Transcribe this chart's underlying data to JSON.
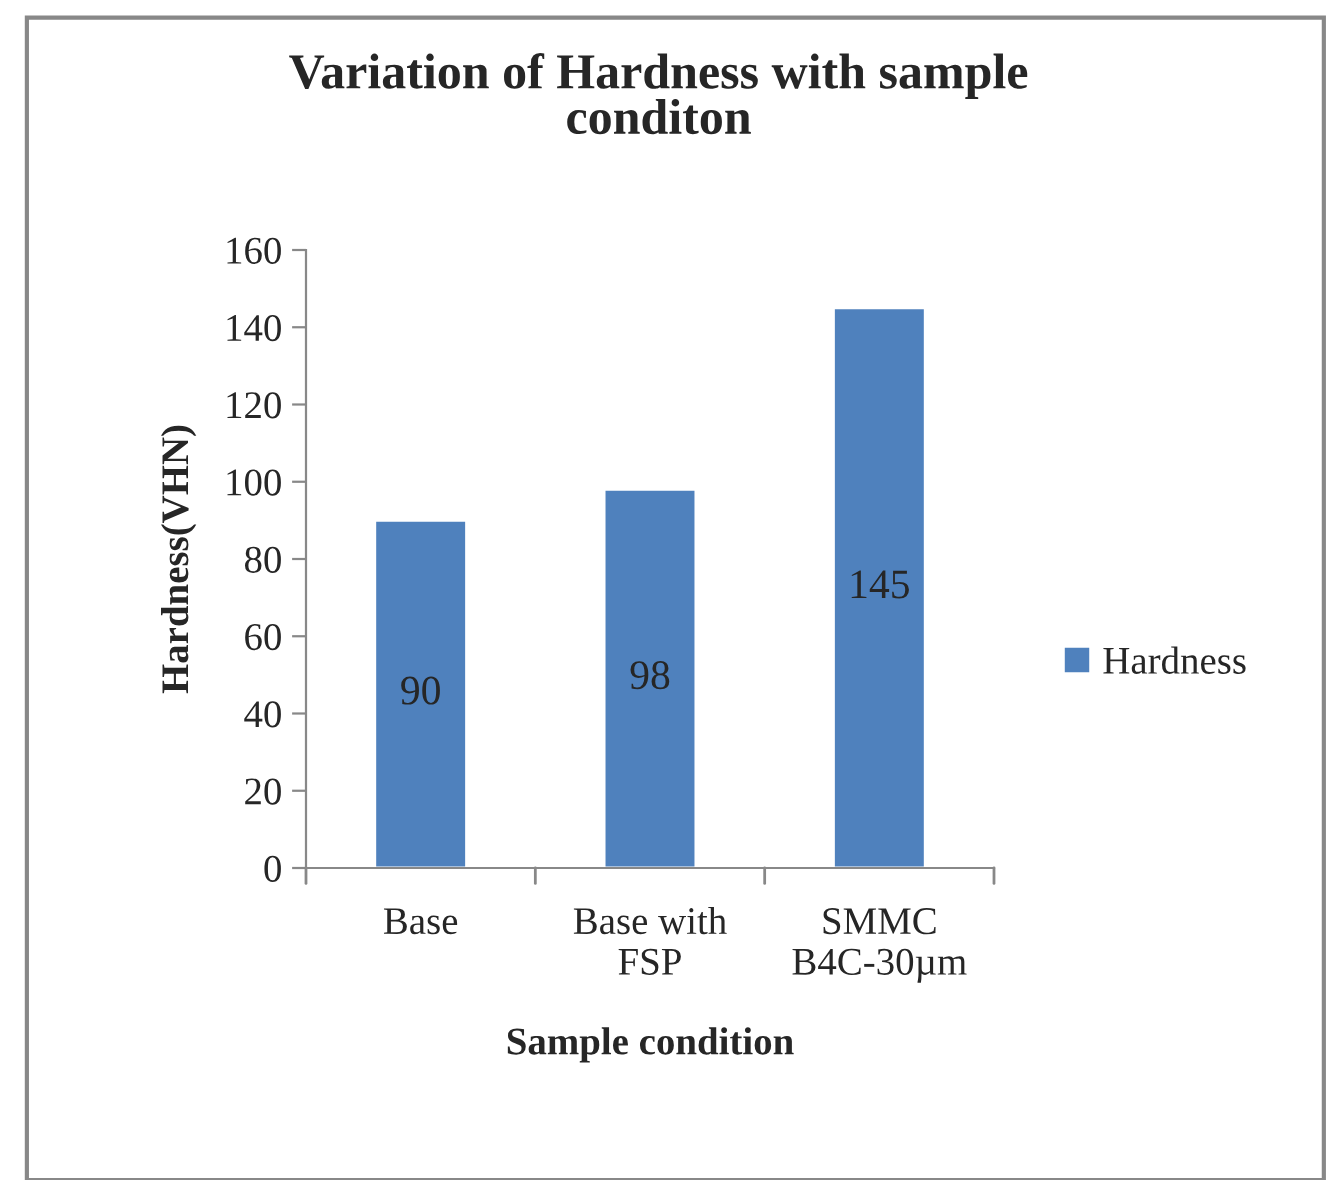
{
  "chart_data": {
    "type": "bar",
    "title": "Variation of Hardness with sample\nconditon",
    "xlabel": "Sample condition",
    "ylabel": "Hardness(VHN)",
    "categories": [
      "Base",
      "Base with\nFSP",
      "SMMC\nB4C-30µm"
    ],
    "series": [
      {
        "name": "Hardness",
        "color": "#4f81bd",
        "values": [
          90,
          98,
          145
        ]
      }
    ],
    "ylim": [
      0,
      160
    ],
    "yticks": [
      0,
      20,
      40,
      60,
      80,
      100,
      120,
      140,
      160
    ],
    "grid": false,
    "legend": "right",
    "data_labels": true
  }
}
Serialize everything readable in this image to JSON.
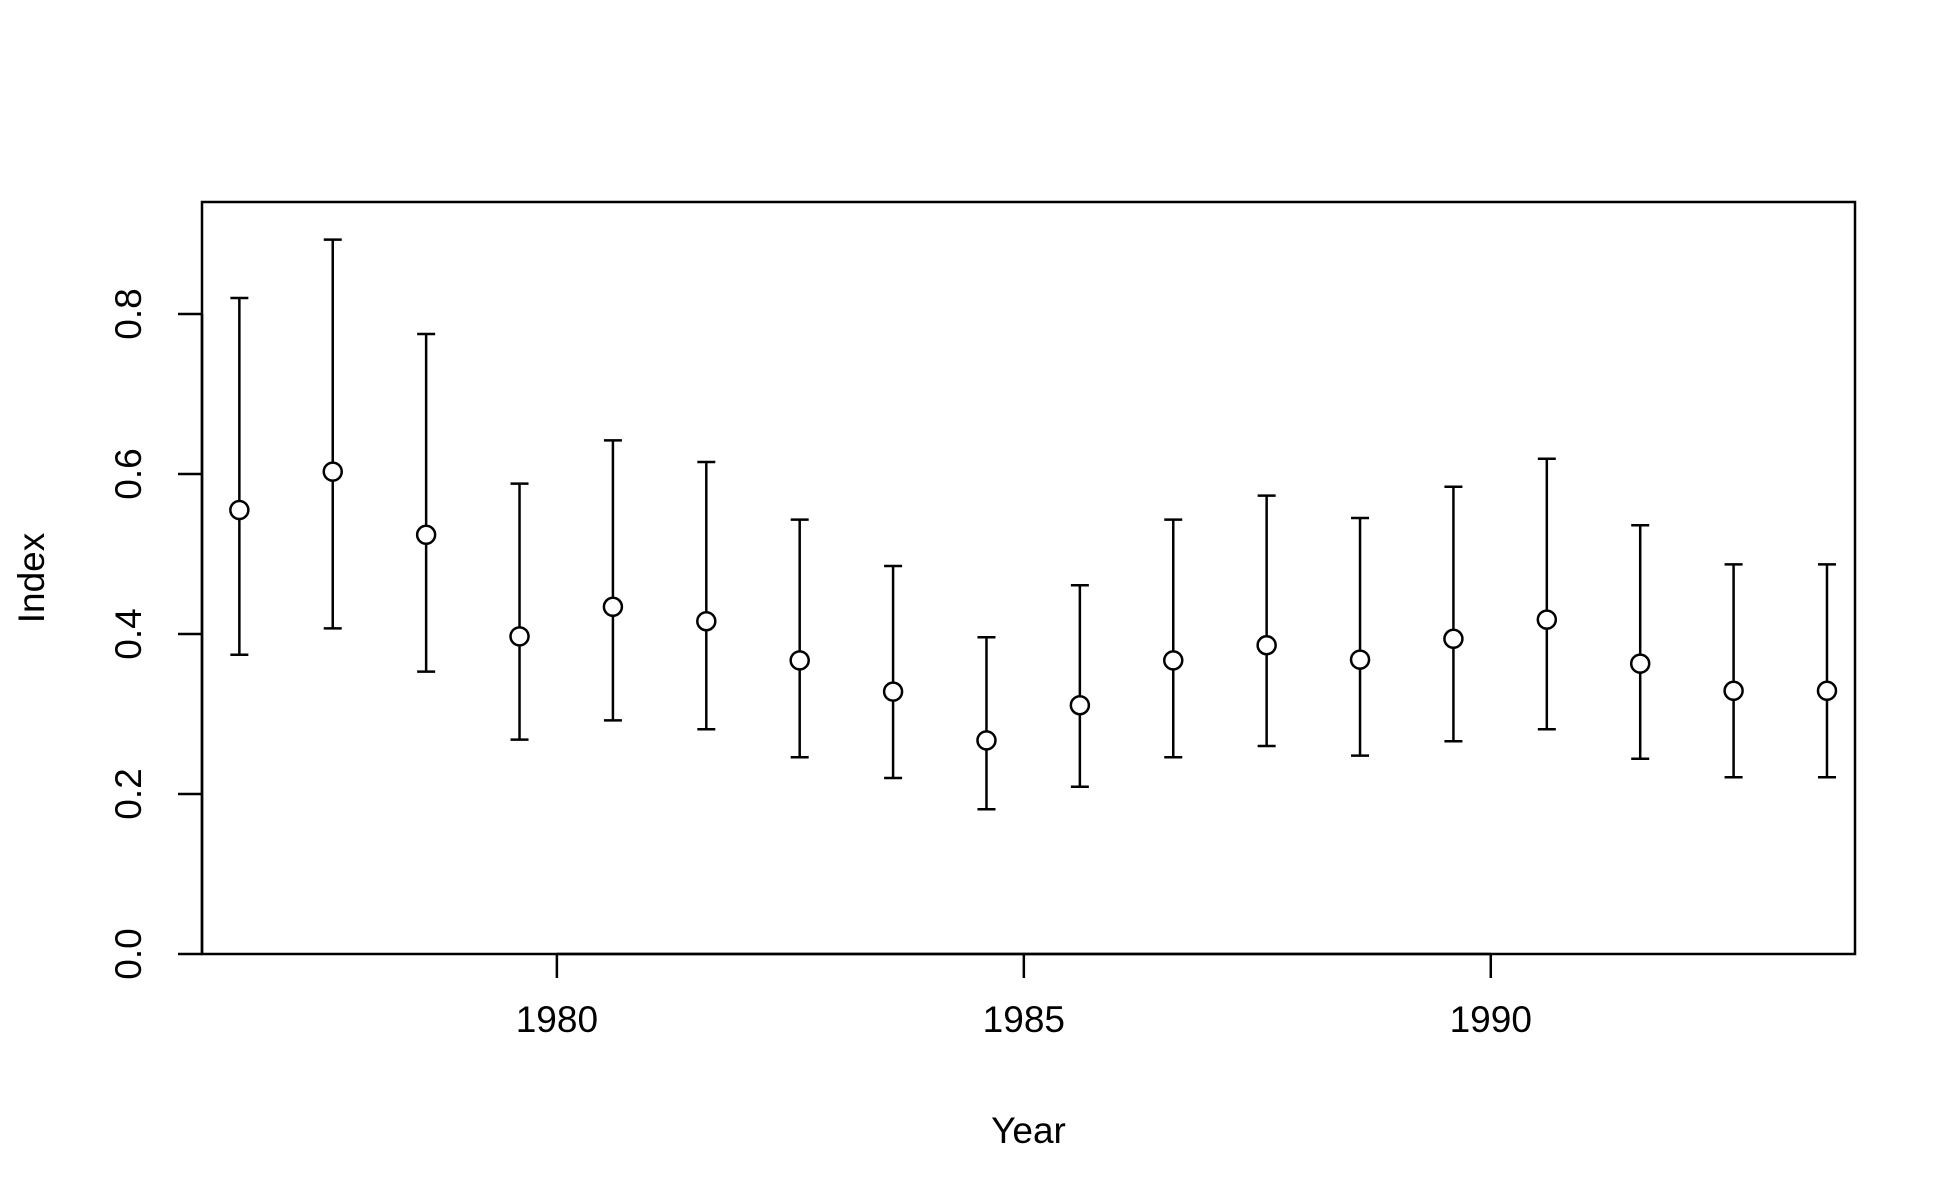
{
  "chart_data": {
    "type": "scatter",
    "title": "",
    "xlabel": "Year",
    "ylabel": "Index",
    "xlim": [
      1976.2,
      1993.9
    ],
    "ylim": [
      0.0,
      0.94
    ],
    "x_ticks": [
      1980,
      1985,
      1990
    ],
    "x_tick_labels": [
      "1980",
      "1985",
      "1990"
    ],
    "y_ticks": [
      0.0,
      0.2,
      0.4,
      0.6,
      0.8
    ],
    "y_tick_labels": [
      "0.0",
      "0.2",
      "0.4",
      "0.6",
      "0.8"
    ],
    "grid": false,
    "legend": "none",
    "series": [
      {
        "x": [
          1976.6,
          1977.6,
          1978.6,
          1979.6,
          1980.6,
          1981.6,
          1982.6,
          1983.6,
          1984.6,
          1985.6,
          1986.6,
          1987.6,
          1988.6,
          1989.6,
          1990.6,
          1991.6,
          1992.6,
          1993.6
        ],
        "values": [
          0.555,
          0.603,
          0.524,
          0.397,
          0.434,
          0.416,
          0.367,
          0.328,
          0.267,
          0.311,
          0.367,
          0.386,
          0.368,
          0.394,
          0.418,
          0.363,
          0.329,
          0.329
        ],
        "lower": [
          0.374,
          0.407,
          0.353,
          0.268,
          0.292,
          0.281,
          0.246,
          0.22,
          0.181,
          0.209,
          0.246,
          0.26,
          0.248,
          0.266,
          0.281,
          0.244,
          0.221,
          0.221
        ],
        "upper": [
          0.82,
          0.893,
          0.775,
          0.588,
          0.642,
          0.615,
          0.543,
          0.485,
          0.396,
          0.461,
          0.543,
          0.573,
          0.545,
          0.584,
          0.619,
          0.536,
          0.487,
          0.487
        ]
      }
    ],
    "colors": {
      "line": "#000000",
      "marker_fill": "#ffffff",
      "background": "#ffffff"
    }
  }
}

┄┄┄┄┄┄

TASK TO CARRY OUT –
Keep every word of the data as it is when you write it out, but drop the pictures.

FINAL ANSWER –
Transcribe this chart's underlying data to JSON.
{
  "chart_data": {
    "type": "bar",
    "title": "Variation of Hardness with sample\nconditon",
    "xlabel": "Sample condition",
    "ylabel": "Hardness(VHN)",
    "categories": [
      "Base",
      "Base with\nFSP",
      "SMMC\nB4C-30µm"
    ],
    "series": [
      {
        "name": "Hardness",
        "color": "#4f81bd",
        "values": [
          90,
          98,
          145
        ]
      }
    ],
    "ylim": [
      0,
      160
    ],
    "yticks": [
      0,
      20,
      40,
      60,
      80,
      100,
      120,
      140,
      160
    ],
    "grid": false,
    "legend": "right",
    "data_labels": true
  }
}
Serialize everything readable in this image to JSON.
{
  "chart_data": {
    "type": "scatter",
    "title": "",
    "xlabel": "Year",
    "ylabel": "Index",
    "xlim": [
      1976.2,
      1993.9
    ],
    "ylim": [
      0.0,
      0.94
    ],
    "x_ticks": [
      1980,
      1985,
      1990
    ],
    "x_tick_labels": [
      "1980",
      "1985",
      "1990"
    ],
    "y_ticks": [
      0.0,
      0.2,
      0.4,
      0.6,
      0.8
    ],
    "y_tick_labels": [
      "0.0",
      "0.2",
      "0.4",
      "0.6",
      "0.8"
    ],
    "grid": false,
    "legend": "none",
    "series": [
      {
        "x": [
          1976.6,
          1977.6,
          1978.6,
          1979.6,
          1980.6,
          1981.6,
          1982.6,
          1983.6,
          1984.6,
          1985.6,
          1986.6,
          1987.6,
          1988.6,
          1989.6,
          1990.6,
          1991.6,
          1992.6,
          1993.6
        ],
        "values": [
          0.555,
          0.603,
          0.524,
          0.397,
          0.434,
          0.416,
          0.367,
          0.328,
          0.267,
          0.311,
          0.367,
          0.386,
          0.368,
          0.394,
          0.418,
          0.363,
          0.329,
          0.329
        ],
        "lower": [
          0.374,
          0.407,
          0.353,
          0.268,
          0.292,
          0.281,
          0.246,
          0.22,
          0.181,
          0.209,
          0.246,
          0.26,
          0.248,
          0.266,
          0.281,
          0.244,
          0.221,
          0.221
        ],
        "upper": [
          0.82,
          0.893,
          0.775,
          0.588,
          0.642,
          0.615,
          0.543,
          0.485,
          0.396,
          0.461,
          0.543,
          0.573,
          0.545,
          0.584,
          0.619,
          0.536,
          0.487,
          0.487
        ]
      }
    ],
    "colors": {
      "line": "#000000",
      "marker_fill": "#ffffff",
      "background": "#ffffff"
    }
  }
}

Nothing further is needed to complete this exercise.